Figure record extracts:
++++

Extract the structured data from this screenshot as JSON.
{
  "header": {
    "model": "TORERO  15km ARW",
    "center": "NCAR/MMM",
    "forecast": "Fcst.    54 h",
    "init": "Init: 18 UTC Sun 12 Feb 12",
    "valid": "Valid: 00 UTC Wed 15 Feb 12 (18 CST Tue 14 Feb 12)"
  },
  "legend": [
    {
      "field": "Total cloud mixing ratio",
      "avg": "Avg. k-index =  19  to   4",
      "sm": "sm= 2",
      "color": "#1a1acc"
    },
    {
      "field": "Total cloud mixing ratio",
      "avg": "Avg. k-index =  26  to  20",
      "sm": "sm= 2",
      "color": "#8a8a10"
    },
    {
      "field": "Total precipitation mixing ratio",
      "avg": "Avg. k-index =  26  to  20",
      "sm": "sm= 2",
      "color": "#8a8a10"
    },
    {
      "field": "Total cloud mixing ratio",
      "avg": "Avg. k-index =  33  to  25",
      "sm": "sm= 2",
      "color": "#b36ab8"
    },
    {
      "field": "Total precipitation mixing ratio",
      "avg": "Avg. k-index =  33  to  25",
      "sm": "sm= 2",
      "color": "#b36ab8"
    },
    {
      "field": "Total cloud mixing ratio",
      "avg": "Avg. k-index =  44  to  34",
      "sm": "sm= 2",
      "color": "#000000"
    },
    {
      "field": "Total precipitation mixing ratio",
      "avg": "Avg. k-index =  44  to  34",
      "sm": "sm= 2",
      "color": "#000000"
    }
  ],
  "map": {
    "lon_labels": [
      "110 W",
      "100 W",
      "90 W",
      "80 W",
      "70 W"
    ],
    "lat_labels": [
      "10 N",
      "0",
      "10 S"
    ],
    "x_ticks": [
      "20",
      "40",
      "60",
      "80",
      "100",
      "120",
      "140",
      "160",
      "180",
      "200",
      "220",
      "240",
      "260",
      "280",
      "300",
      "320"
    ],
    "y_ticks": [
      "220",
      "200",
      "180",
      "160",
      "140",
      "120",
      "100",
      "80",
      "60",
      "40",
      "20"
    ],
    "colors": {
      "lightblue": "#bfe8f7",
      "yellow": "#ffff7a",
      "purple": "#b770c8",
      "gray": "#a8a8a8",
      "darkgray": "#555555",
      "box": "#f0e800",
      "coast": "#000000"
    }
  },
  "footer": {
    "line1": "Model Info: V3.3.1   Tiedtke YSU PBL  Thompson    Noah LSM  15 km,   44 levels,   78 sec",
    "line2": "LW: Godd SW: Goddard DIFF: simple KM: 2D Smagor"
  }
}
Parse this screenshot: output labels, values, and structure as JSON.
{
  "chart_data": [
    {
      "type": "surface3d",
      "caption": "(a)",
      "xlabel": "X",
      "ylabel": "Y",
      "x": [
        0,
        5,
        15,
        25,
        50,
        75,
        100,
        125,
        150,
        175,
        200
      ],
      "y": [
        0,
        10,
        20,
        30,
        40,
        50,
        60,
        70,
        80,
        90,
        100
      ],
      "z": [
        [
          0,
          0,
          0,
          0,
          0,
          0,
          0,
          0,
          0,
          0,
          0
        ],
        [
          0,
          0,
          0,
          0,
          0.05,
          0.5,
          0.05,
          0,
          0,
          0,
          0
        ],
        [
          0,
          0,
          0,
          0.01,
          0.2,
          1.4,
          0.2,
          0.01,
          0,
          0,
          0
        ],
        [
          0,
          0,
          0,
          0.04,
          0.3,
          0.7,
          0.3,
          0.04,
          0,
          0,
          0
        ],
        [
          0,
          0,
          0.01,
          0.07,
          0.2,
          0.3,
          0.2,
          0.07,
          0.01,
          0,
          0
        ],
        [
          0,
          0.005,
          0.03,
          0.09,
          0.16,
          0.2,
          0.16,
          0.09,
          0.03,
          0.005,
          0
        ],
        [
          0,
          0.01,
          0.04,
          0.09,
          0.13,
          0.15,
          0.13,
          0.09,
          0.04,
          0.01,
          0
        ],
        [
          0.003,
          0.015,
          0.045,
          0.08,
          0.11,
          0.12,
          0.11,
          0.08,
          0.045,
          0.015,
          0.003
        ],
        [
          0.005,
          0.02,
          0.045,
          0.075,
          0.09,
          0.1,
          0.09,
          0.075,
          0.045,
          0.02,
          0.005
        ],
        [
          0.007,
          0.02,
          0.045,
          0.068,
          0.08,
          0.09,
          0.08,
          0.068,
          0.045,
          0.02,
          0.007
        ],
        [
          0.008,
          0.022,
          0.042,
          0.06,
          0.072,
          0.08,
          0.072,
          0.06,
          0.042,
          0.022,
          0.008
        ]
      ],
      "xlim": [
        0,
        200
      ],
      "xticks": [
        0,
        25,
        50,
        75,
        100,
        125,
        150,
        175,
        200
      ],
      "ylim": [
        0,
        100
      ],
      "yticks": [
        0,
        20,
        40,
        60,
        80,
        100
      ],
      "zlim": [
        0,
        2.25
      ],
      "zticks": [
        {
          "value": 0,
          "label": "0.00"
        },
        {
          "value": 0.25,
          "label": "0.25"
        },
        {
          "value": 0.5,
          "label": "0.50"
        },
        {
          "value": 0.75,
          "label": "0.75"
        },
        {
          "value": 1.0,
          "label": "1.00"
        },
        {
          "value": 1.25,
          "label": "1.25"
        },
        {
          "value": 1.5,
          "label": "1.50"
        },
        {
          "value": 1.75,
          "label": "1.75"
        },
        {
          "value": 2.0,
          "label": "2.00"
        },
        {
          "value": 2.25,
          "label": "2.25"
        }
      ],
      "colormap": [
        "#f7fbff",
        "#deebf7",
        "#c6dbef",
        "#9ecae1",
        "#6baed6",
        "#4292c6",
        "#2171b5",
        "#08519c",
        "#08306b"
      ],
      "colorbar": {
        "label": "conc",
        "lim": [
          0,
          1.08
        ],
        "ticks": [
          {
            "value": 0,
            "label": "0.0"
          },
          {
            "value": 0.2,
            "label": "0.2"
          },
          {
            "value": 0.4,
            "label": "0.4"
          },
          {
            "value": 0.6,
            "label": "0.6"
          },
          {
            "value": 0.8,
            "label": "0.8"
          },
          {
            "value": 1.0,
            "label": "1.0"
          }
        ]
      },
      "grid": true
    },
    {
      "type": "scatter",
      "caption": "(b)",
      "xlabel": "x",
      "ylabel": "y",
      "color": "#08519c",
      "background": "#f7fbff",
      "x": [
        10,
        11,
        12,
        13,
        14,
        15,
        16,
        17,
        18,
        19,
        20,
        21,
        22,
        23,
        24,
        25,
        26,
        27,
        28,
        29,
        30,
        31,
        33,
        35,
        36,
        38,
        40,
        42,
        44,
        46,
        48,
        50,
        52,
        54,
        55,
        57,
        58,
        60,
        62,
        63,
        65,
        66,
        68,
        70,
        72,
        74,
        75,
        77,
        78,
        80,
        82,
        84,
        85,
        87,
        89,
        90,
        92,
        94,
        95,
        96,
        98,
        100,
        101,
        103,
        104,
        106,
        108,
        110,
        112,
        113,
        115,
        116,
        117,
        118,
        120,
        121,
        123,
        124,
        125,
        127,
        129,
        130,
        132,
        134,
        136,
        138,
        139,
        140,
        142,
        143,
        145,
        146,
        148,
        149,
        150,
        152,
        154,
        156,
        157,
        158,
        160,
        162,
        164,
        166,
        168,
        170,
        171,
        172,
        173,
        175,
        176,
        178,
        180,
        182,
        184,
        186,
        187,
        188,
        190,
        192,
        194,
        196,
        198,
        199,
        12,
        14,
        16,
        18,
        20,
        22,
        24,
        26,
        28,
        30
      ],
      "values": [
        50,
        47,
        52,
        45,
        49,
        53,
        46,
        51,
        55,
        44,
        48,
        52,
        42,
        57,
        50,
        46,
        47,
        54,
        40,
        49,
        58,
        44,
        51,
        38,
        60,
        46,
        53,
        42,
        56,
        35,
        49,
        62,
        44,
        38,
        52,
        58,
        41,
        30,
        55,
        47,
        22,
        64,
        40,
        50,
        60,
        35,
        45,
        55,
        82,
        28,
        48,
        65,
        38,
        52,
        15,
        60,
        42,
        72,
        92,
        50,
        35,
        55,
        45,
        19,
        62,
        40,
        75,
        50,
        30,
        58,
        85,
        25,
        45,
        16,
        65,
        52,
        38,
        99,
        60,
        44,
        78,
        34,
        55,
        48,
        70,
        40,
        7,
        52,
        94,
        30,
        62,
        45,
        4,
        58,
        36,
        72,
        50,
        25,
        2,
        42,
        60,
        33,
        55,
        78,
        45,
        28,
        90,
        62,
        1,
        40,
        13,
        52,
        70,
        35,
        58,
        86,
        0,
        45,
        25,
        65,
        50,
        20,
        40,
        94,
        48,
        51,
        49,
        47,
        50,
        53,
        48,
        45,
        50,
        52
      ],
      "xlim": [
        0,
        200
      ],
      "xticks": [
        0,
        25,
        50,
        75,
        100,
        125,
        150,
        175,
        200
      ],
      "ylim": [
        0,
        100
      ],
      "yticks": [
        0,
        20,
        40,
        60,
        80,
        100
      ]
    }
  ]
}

++++

What the exercise asks:
Go through the records. Copy each line where "this" appears.

Written solution:
Extract the structured data from this screenshot as JSON.
Parse this screenshot: output labels, values, and structure as JSON.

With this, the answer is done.